**AIM**
Pictures aside, quote the whole listing exactly.

**SUPPLIED RECORDS**

:::::

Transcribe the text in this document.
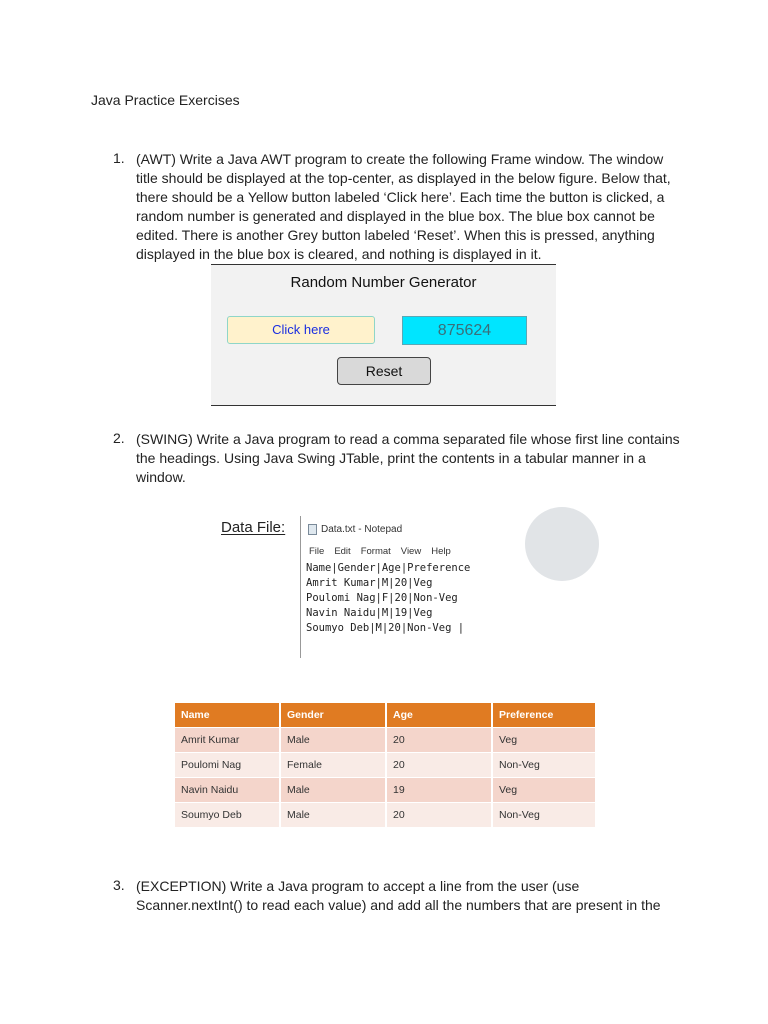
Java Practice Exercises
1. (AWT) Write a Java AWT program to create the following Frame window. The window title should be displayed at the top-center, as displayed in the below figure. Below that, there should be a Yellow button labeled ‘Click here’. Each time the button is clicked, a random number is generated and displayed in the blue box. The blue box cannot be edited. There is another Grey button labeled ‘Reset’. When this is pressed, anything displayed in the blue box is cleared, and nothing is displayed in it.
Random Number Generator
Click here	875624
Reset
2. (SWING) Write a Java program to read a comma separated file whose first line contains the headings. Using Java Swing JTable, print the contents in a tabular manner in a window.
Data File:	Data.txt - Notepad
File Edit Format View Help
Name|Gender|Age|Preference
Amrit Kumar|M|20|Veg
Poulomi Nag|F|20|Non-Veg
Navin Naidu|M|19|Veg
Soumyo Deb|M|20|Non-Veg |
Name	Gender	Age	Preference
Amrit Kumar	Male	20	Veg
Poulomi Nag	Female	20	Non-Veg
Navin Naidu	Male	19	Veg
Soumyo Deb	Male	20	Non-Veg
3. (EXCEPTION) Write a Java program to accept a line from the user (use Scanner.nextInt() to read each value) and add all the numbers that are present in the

:::::

**FINAL RESULT**
Transcribe the text in this document.
Java Practice Exercises
1. (AWT) Write a Java AWT program to create the following Frame window. The window title should be displayed at the top-center, as displayed in the below figure. Below that, there should be a Yellow button labeled ‘Click here’. Each time the button is clicked, a random number is generated and displayed in the blue box. The blue box cannot be edited. There is another Grey button labeled ‘Reset’. When this is pressed, anything displayed in the blue box is cleared, and nothing is displayed in it.
Random Number Generator
Click here	875624
Reset
2. (SWING) Write a Java program to read a comma separated file whose first line contains the headings. Using Java Swing JTable, print the contents in a tabular manner in a window.
Data File:	Data.txt - Notepad
File Edit Format View Help
Name|Gender|Age|Preference
Amrit Kumar|M|20|Veg
Poulomi Nag|F|20|Non-Veg
Navin Naidu|M|19|Veg
Soumyo Deb|M|20|Non-Veg |
Name	Gender	Age	Preference
Amrit Kumar	Male	20	Veg
Poulomi Nag	Female	20	Non-Veg
Navin Naidu	Male	19	Veg
Soumyo Deb	Male	20	Non-Veg
3. (EXCEPTION) Write a Java program to accept a line from the user (use Scanner.nextInt() to read each value) and add all the numbers that are present in the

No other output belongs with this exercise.